STORED DATA:
--- begin ---
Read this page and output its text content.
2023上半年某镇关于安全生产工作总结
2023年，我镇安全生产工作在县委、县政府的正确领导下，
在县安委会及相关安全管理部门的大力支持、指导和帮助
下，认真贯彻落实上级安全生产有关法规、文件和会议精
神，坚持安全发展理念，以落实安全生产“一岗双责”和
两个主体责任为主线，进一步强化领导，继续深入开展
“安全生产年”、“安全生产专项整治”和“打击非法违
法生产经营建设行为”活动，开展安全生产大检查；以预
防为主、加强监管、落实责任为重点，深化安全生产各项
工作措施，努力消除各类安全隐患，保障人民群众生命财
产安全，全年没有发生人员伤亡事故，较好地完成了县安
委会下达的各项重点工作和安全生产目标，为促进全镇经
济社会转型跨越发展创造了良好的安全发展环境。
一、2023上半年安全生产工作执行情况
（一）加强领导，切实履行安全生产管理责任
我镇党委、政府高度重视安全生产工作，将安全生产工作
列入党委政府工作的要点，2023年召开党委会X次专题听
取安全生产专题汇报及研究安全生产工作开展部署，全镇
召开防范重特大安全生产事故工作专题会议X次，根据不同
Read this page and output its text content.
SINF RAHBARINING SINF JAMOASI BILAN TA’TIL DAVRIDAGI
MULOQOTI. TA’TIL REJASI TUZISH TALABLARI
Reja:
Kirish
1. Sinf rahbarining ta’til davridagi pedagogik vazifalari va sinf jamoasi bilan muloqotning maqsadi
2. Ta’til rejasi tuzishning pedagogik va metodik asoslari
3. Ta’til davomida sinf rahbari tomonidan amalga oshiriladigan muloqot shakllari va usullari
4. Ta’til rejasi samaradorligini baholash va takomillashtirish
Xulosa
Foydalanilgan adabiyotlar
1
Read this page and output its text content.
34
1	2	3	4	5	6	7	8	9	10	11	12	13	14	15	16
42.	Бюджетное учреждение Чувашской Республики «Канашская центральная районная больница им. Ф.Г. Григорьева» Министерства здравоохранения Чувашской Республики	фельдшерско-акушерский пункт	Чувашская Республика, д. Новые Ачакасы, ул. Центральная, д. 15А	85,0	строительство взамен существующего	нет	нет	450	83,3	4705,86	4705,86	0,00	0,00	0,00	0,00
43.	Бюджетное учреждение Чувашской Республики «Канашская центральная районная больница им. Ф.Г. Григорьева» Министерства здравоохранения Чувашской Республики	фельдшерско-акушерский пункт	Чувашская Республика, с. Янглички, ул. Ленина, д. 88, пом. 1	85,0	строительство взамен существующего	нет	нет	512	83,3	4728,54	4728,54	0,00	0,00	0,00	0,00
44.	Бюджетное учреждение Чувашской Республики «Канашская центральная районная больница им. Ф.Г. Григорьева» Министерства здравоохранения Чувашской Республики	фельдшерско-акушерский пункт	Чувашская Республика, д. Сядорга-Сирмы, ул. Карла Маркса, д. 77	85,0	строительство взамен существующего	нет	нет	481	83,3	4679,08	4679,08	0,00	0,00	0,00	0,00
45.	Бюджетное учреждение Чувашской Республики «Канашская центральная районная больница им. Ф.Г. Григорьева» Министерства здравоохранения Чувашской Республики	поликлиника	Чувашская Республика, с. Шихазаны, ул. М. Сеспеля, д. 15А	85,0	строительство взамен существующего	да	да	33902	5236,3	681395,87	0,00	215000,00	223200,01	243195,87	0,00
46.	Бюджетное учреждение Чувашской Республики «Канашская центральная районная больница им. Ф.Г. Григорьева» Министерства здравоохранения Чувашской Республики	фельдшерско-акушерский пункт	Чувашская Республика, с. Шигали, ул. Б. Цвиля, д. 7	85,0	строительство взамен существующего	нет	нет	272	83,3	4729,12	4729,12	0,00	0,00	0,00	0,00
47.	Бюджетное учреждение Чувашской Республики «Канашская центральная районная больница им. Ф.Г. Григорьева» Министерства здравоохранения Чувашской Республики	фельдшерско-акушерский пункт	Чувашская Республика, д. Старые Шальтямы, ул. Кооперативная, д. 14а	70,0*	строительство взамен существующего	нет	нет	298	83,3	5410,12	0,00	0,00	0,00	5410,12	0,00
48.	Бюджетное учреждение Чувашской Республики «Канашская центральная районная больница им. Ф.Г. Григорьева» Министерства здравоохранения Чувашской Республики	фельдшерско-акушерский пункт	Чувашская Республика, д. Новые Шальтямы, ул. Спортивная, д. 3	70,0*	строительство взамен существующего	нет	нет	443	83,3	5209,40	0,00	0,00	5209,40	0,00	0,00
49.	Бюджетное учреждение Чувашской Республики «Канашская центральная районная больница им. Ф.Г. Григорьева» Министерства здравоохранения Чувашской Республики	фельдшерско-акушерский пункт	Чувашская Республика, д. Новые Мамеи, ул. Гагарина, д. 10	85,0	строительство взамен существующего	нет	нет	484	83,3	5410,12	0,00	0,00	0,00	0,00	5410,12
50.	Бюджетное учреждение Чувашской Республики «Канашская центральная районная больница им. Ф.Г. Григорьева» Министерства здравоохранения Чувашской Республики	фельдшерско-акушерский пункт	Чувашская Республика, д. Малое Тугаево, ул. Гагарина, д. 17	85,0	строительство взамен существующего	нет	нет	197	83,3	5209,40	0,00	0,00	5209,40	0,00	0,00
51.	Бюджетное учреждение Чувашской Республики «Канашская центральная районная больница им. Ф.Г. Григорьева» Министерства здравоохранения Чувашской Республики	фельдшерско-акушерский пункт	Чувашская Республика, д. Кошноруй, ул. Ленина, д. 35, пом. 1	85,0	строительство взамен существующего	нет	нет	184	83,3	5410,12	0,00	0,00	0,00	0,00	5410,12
--- end ---
TASK TO COMPLETE: Quote all the records exactly, please, leaving none out.

ANSWER TO THE PROBLEM:
Read this page and output its text content.
2023上半年某镇关于安全生产工作总结
2023年，我镇安全生产工作在县委、县政府的正确领导下，
在县安委会及相关安全管理部门的大力支持、指导和帮助
下，认真贯彻落实上级安全生产有关法规、文件和会议精
神，坚持安全发展理念，以落实安全生产“一岗双责”和
两个主体责任为主线，进一步强化领导，继续深入开展
“安全生产年”、“安全生产专项整治”和“打击非法违
法生产经营建设行为”活动，开展安全生产大检查；以预
防为主、加强监管、落实责任为重点，深化安全生产各项
工作措施，努力消除各类安全隐患，保障人民群众生命财
产安全，全年没有发生人员伤亡事故，较好地完成了县安
委会下达的各项重点工作和安全生产目标，为促进全镇经
济社会转型跨越发展创造了良好的安全发展环境。
一、2023上半年安全生产工作执行情况
（一）加强领导，切实履行安全生产管理责任
我镇党委、政府高度重视安全生产工作，将安全生产工作
列入党委政府工作的要点，2023年召开党委会X次专题听
取安全生产专题汇报及研究安全生产工作开展部署，全镇
召开防范重特大安全生产事故工作专题会议X次，根据不同
Read this page and output its text content.
SINF RAHBARINING SINF JAMOASI BILAN TA’TIL DAVRIDAGI
MULOQOTI. TA’TIL REJASI TUZISH TALABLARI
Reja:
Kirish
1. Sinf rahbarining ta’til davridagi pedagogik vazifalari va sinf jamoasi bilan muloqotning maqsadi
2. Ta’til rejasi tuzishning pedagogik va metodik asoslari
3. Ta’til davomida sinf rahbari tomonidan amalga oshiriladigan muloqot shakllari va usullari
4. Ta’til rejasi samaradorligini baholash va takomillashtirish
Xulosa
Foydalanilgan adabiyotlar
1
Read this page and output its text content.
34
1	2	3	4	5	6	7	8	9	10	11	12	13	14	15	16
42.	Бюджетное учреждение Чувашской Республики «Канашская центральная районная больница им. Ф.Г. Григорьева» Министерства здравоохранения Чувашской Республики	фельдшерско-акушерский пункт	Чувашская Республика, д. Новые Ачакасы, ул. Центральная, д. 15А	85,0	строительство взамен существующего	нет	нет	450	83,3	4705,86	4705,86	0,00	0,00	0,00	0,00
43.	Бюджетное учреждение Чувашской Республики «Канашская центральная районная больница им. Ф.Г. Григорьева» Министерства здравоохранения Чувашской Республики	фельдшерско-акушерский пункт	Чувашская Республика, с. Янглички, ул. Ленина, д. 88, пом. 1	85,0	строительство взамен существующего	нет	нет	512	83,3	4728,54	4728,54	0,00	0,00	0,00	0,00
44.	Бюджетное учреждение Чувашской Республики «Канашская центральная районная больница им. Ф.Г. Григорьева» Министерства здравоохранения Чувашской Республики	фельдшерско-акушерский пункт	Чувашская Республика, д. Сядорга-Сирмы, ул. Карла Маркса, д. 77	85,0	строительство взамен существующего	нет	нет	481	83,3	4679,08	4679,08	0,00	0,00	0,00	0,00
45.	Бюджетное учреждение Чувашской Республики «Канашская центральная районная больница им. Ф.Г. Григорьева» Министерства здравоохранения Чувашской Республики	поликлиника	Чувашская Республика, с. Шихазаны, ул. М. Сеспеля, д. 15А	85,0	строительство взамен существующего	да	да	33902	5236,3	681395,87	0,00	215000,00	223200,01	243195,87	0,00
46.	Бюджетное учреждение Чувашской Республики «Канашская центральная районная больница им. Ф.Г. Григорьева» Министерства здравоохранения Чувашской Республики	фельдшерско-акушерский пункт	Чувашская Республика, с. Шигали, ул. Б. Цвиля, д. 7	85,0	строительство взамен существующего	нет	нет	272	83,3	4729,12	4729,12	0,00	0,00	0,00	0,00
47.	Бюджетное учреждение Чувашской Республики «Канашская центральная районная больница им. Ф.Г. Григорьева» Министерства здравоохранения Чувашской Республики	фельдшерско-акушерский пункт	Чувашская Республика, д. Старые Шальтямы, ул. Кооперативная, д. 14а	70,0*	строительство взамен существующего	нет	нет	298	83,3	5410,12	0,00	0,00	0,00	5410,12	0,00
48.	Бюджетное учреждение Чувашской Республики «Канашская центральная районная больница им. Ф.Г. Григорьева» Министерства здравоохранения Чувашской Республики	фельдшерско-акушерский пункт	Чувашская Республика, д. Новые Шальтямы, ул. Спортивная, д. 3	70,0*	строительство взамен существующего	нет	нет	443	83,3	5209,40	0,00	0,00	5209,40	0,00	0,00
49.	Бюджетное учреждение Чувашской Республики «Канашская центральная районная больница им. Ф.Г. Григорьева» Министерства здравоохранения Чувашской Республики	фельдшерско-акушерский пункт	Чувашская Республика, д. Новые Мамеи, ул. Гагарина, д. 10	85,0	строительство взамен существующего	нет	нет	484	83,3	5410,12	0,00	0,00	0,00	0,00	5410,12
50.	Бюджетное учреждение Чувашской Республики «Канашская центральная районная больница им. Ф.Г. Григорьева» Министерства здравоохранения Чувашской Республики	фельдшерско-акушерский пункт	Чувашская Республика, д. Малое Тугаево, ул. Гагарина, д. 17	85,0	строительство взамен существующего	нет	нет	197	83,3	5209,40	0,00	0,00	5209,40	0,00	0,00
51.	Бюджетное учреждение Чувашской Республики «Канашская центральная районная больница им. Ф.Г. Григорьева» Министерства здравоохранения Чувашской Республики	фельдшерско-акушерский пункт	Чувашская Республика, д. Кошноруй, ул. Ленина, д. 35, пом. 1	85,0	строительство взамен существующего	нет	нет	184	83,3	5410,12	0,00	0,00	0,00	0,00	5410,12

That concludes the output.